--- start Data in this exercise ---

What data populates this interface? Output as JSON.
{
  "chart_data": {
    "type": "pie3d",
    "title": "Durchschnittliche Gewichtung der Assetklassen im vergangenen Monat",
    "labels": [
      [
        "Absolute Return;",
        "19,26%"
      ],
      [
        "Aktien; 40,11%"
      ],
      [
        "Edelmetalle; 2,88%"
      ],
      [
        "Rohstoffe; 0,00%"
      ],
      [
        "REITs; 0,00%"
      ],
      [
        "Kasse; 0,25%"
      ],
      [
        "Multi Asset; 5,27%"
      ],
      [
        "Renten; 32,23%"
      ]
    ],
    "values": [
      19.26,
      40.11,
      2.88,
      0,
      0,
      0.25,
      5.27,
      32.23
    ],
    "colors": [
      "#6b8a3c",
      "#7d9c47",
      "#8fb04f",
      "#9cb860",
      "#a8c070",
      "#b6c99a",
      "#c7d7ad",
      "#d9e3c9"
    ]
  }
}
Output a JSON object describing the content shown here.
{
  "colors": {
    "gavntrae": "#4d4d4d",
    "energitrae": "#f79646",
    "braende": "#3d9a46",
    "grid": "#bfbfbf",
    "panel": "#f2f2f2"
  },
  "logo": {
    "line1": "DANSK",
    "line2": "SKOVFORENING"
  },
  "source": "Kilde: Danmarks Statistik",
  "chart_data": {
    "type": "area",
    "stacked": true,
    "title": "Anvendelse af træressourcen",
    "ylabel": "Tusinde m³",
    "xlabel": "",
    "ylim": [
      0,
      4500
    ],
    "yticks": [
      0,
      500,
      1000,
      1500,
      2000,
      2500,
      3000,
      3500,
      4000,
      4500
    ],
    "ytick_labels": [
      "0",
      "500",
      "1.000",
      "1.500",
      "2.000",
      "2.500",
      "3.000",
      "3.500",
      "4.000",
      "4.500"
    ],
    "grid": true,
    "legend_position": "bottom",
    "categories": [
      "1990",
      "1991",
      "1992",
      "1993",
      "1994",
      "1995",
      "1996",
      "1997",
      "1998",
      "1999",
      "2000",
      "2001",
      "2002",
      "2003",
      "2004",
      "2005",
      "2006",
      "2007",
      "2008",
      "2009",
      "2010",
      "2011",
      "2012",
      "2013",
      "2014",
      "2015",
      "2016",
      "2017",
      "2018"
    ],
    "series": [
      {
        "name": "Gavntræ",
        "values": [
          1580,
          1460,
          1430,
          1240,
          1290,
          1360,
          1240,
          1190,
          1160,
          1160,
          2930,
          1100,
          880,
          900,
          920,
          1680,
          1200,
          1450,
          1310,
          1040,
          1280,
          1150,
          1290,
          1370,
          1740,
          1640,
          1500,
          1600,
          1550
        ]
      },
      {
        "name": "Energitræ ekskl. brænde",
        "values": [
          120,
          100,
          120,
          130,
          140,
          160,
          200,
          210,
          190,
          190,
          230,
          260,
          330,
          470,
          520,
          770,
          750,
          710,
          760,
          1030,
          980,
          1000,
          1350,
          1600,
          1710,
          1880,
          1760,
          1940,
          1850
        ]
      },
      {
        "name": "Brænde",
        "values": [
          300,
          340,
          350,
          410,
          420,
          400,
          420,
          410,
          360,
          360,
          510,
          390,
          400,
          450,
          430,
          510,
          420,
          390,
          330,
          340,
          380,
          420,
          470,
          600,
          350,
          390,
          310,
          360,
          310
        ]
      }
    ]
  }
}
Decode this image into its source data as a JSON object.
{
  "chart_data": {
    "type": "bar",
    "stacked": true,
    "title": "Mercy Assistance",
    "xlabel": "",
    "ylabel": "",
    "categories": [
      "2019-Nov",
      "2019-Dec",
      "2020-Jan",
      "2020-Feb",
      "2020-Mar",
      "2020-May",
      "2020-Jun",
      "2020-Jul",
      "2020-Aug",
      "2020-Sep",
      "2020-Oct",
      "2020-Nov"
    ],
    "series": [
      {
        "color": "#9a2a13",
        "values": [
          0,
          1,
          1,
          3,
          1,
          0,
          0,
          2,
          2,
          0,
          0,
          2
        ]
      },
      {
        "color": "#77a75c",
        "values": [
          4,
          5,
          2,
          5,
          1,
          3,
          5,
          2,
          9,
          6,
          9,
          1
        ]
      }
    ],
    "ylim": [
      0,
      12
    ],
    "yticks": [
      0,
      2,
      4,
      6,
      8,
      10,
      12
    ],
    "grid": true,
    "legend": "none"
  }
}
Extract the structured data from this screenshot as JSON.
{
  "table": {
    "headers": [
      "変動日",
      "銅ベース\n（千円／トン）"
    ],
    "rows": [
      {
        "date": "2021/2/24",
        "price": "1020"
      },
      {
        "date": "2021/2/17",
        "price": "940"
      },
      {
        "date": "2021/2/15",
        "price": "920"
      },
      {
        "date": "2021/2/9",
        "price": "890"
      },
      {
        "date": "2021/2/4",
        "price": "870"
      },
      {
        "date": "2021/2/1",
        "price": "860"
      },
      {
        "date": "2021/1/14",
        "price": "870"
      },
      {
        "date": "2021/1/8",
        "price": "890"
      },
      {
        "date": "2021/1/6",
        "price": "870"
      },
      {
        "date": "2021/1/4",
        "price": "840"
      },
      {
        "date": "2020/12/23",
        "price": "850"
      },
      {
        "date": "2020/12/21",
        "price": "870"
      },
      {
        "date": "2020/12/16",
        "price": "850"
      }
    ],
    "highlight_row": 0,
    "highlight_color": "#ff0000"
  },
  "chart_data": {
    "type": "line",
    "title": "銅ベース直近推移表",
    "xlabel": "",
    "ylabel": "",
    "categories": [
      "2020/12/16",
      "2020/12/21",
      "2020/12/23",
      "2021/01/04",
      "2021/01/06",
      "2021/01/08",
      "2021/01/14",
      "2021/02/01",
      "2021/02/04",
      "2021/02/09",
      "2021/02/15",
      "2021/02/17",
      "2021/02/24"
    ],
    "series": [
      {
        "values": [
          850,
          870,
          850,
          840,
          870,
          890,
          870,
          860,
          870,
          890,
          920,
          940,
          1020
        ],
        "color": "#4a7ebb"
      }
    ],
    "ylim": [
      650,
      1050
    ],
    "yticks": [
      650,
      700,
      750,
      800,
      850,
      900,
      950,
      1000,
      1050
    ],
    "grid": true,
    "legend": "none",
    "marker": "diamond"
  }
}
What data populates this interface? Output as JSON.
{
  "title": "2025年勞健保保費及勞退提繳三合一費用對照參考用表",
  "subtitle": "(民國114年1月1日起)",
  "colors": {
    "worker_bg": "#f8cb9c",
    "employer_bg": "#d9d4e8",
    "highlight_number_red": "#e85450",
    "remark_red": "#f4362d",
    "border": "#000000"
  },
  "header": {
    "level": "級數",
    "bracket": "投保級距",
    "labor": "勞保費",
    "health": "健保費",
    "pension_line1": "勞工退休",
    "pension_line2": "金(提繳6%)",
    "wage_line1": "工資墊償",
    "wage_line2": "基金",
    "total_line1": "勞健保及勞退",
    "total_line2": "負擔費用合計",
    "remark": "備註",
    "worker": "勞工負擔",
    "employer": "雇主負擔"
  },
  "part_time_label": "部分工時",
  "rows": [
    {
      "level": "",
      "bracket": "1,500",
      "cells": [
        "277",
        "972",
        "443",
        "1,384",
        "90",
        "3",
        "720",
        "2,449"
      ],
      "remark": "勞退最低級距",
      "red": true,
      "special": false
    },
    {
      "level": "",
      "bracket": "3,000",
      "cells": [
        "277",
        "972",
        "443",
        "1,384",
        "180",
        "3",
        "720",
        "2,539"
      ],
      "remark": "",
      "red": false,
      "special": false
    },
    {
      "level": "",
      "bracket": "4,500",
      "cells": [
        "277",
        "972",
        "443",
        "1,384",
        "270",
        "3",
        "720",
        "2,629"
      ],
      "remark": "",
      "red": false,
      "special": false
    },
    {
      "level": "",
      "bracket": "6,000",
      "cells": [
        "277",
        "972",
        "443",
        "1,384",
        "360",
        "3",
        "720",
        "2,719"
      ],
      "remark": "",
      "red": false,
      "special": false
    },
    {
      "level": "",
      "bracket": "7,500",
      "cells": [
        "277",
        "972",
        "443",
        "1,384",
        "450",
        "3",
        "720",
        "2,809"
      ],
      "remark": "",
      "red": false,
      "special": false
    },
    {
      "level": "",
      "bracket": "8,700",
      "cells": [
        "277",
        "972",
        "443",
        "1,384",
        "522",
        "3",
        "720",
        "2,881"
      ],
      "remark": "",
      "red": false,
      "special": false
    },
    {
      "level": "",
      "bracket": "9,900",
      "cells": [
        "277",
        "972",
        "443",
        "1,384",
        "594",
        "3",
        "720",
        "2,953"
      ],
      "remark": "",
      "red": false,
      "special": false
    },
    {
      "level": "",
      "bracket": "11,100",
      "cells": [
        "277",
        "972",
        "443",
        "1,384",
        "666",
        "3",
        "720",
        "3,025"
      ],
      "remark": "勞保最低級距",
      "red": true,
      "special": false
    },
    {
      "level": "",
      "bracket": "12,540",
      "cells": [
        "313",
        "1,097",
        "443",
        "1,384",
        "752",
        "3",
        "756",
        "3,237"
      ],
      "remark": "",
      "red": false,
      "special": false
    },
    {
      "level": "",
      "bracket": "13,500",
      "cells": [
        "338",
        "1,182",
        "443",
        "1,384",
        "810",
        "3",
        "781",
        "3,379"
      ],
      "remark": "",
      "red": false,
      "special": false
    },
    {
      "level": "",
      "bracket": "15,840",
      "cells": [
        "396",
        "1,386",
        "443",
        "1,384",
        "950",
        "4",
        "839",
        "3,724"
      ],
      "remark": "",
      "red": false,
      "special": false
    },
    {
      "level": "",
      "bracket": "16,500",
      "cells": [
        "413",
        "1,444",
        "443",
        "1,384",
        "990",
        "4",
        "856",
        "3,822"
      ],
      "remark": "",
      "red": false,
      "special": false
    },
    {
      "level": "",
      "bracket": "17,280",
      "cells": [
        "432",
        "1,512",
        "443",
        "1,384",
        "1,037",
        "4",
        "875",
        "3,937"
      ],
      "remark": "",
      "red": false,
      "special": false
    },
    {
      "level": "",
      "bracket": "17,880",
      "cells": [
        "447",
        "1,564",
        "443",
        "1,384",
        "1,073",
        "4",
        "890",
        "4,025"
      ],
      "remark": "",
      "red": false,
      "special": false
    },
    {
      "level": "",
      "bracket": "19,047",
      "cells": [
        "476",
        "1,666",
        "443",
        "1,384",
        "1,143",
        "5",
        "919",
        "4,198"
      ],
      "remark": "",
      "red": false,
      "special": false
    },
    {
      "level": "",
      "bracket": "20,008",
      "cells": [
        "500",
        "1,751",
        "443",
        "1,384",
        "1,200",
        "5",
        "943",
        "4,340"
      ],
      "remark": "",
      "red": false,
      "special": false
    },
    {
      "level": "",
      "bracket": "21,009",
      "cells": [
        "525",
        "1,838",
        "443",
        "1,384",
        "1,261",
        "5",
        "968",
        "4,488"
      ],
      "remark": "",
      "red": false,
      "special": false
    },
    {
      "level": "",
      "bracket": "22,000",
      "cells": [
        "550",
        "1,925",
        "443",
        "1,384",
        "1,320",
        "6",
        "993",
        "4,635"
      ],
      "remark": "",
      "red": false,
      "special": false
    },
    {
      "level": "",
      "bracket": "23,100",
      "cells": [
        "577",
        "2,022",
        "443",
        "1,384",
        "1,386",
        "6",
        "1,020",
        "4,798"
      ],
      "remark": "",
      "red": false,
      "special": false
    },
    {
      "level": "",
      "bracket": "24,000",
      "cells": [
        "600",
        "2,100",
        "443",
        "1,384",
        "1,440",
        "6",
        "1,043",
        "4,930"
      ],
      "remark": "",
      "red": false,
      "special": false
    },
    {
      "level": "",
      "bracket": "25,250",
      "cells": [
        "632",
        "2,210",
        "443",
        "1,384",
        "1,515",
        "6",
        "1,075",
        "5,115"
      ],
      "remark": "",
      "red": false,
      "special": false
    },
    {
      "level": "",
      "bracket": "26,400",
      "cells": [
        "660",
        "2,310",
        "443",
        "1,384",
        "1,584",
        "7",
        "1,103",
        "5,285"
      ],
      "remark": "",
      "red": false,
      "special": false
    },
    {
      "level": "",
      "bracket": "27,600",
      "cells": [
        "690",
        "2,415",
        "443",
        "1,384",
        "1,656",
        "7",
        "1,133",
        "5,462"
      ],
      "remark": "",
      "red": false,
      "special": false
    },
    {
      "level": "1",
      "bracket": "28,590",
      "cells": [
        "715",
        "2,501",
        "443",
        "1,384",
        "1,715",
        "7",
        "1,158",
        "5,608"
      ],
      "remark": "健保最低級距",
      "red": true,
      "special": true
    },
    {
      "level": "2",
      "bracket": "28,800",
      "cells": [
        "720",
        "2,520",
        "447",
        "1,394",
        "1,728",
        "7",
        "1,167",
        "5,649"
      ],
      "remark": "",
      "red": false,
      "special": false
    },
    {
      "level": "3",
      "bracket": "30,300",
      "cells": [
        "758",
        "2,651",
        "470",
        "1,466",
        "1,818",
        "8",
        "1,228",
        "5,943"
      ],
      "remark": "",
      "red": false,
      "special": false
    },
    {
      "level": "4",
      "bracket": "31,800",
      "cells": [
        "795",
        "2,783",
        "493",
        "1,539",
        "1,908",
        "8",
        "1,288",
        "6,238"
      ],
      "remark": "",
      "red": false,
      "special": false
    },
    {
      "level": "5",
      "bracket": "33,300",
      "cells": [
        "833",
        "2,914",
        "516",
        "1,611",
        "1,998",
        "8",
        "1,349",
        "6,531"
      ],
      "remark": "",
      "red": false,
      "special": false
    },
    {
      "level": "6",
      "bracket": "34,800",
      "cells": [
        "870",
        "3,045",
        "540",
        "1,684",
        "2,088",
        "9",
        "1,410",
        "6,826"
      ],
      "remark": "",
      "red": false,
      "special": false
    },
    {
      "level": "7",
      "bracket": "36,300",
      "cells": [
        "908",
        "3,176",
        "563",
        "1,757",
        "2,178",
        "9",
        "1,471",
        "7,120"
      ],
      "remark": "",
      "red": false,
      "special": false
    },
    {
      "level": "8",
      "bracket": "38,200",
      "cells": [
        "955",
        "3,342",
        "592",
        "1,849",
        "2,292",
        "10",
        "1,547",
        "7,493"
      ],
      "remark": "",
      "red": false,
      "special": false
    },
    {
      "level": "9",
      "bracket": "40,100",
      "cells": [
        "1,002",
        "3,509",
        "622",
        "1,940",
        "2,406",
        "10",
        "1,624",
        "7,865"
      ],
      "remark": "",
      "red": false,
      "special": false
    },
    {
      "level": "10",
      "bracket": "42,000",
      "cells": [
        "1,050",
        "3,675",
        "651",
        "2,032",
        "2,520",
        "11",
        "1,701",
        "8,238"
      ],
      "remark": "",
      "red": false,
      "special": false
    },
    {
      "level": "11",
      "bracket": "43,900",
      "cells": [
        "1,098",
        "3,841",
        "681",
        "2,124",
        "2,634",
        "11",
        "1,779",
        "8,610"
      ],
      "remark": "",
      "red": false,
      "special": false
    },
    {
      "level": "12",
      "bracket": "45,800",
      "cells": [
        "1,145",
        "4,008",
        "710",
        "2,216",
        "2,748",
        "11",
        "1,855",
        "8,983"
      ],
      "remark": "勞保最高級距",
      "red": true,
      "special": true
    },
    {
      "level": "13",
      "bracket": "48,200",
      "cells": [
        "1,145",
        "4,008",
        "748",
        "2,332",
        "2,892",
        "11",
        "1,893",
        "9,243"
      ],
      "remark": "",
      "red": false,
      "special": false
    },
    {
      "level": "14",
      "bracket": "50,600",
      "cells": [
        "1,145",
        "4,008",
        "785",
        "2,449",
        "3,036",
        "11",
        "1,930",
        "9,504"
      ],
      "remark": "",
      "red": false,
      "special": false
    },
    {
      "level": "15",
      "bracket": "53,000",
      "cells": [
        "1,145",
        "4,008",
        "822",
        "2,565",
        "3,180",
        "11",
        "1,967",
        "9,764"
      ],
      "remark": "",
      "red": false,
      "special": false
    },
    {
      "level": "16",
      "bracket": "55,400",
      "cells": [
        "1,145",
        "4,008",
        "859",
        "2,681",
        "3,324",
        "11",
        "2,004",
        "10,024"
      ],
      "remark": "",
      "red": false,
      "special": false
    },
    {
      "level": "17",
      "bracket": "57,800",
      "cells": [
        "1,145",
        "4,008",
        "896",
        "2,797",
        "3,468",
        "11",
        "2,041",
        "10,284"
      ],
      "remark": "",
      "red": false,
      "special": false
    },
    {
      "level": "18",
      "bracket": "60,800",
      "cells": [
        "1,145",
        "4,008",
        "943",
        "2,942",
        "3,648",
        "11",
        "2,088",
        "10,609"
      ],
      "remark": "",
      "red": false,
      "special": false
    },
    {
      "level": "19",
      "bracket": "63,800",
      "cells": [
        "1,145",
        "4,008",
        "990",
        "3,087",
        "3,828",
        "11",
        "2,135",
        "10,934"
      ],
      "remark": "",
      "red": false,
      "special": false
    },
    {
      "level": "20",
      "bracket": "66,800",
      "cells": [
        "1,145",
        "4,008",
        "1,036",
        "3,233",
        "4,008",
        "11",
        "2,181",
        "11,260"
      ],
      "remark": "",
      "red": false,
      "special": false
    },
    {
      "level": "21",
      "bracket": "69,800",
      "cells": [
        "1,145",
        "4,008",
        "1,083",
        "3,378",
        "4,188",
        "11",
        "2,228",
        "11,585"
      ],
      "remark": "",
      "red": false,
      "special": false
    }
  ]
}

--- end Data in this exercise ---

## The request:
Which lines of the material contain the string "type"? List each of them.

## Final answer:
    "type": "pie3d",
    "type": "area",
    "type": "bar",
    "type": "line",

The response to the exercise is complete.